GOAL: Using the material that follows, identify and copy each line with the string "wall".

RECORD LIST:
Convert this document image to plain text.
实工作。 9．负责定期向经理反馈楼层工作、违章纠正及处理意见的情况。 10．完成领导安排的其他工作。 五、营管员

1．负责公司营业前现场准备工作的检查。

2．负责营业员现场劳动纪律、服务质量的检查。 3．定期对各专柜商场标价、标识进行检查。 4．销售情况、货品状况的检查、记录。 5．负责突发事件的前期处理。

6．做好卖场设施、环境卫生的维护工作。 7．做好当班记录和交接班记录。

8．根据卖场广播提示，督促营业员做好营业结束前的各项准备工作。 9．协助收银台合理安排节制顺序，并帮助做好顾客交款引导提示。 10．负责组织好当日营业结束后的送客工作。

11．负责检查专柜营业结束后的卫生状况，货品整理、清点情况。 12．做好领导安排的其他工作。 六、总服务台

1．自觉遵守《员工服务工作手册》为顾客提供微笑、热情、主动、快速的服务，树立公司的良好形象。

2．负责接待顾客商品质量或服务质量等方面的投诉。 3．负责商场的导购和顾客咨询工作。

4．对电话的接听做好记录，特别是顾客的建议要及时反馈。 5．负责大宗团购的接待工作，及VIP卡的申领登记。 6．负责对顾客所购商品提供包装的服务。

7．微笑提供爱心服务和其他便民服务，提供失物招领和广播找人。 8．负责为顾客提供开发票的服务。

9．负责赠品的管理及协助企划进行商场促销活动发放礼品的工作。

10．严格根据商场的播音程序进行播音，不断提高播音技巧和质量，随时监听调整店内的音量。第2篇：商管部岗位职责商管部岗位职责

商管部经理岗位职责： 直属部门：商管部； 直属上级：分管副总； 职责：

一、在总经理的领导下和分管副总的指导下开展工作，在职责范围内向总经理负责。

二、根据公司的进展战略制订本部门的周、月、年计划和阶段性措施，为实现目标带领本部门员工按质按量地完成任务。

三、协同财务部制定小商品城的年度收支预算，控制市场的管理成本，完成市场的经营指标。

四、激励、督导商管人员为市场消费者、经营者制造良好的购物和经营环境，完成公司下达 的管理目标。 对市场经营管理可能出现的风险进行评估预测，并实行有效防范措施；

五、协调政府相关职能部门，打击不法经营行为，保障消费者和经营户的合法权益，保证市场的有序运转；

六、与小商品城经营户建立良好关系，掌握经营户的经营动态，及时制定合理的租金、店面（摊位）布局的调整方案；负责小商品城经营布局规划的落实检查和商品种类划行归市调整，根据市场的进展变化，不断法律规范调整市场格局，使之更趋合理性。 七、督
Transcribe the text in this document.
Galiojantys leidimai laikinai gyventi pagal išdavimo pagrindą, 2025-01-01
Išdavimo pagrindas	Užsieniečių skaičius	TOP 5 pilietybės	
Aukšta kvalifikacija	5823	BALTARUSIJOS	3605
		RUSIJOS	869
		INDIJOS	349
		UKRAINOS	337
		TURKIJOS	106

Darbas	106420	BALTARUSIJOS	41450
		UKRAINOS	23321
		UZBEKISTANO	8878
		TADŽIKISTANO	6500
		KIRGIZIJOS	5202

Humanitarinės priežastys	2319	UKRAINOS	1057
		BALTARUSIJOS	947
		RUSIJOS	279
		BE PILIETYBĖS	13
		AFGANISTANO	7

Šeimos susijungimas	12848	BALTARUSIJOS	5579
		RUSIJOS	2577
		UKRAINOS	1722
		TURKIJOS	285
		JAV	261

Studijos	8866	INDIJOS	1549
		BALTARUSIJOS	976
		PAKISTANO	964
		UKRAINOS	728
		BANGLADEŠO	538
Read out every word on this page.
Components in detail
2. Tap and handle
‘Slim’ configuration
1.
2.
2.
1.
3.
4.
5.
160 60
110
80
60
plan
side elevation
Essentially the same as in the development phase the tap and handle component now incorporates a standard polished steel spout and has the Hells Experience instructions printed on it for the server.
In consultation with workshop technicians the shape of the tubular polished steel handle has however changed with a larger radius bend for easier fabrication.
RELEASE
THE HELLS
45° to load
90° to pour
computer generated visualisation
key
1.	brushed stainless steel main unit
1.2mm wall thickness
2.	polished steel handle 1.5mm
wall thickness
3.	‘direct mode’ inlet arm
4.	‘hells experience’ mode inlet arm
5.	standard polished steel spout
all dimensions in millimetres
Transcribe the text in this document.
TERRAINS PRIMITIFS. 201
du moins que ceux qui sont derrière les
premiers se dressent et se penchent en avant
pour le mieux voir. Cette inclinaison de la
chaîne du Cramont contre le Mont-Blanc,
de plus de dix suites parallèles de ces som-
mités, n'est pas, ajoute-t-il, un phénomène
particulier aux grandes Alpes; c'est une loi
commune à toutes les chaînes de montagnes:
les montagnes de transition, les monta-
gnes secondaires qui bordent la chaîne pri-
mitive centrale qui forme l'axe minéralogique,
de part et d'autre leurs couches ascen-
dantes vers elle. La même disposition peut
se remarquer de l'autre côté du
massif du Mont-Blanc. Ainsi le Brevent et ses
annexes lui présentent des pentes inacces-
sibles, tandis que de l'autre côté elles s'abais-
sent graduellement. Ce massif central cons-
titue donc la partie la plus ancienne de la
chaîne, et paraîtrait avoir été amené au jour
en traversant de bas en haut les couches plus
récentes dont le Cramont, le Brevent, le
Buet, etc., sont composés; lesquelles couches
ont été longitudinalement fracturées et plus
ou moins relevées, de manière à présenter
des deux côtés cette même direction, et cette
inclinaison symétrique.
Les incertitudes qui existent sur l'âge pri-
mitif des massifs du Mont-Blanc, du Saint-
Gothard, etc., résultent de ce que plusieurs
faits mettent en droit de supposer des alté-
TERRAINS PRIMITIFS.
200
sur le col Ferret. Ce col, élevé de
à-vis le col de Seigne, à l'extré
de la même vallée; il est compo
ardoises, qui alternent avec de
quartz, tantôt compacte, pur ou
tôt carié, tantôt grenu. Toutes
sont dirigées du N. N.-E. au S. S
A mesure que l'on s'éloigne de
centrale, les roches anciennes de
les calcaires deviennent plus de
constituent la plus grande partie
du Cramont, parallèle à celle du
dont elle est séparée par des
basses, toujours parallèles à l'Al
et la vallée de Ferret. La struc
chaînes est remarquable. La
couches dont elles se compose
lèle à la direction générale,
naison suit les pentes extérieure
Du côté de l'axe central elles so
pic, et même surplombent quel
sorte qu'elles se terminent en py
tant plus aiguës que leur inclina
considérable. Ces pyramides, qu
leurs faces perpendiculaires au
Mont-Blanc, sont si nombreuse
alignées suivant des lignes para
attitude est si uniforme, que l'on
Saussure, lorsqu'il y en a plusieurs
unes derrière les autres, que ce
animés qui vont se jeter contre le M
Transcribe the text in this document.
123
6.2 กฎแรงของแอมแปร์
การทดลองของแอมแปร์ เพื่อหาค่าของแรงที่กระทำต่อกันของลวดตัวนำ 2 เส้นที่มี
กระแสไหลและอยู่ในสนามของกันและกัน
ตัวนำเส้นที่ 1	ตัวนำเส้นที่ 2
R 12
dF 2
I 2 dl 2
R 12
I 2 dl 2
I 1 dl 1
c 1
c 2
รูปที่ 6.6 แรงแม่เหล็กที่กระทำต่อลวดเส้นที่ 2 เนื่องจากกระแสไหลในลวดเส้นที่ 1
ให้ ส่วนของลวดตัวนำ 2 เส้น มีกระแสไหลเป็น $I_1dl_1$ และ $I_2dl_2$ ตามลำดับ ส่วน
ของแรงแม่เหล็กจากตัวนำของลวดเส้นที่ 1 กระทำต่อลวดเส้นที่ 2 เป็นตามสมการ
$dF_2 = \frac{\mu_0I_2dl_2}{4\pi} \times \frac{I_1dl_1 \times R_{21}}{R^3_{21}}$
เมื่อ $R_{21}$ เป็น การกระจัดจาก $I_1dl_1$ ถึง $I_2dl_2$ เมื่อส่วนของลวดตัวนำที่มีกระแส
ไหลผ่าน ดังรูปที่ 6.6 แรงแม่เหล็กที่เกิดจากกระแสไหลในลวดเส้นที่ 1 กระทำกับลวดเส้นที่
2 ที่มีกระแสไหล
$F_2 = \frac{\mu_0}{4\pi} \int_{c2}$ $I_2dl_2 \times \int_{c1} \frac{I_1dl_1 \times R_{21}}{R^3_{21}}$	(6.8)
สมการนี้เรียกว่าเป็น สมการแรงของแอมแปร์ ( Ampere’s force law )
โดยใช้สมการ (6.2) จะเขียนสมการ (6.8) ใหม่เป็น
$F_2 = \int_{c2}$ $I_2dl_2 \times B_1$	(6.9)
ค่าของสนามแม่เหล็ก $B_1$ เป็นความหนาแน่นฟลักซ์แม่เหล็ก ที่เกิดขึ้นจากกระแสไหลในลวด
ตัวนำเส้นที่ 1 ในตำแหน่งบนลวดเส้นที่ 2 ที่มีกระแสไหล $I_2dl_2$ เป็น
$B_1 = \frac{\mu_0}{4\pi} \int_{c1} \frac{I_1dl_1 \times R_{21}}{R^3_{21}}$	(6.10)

CORRECT OUTPUT:
1.2mm wall thickness
wall thickness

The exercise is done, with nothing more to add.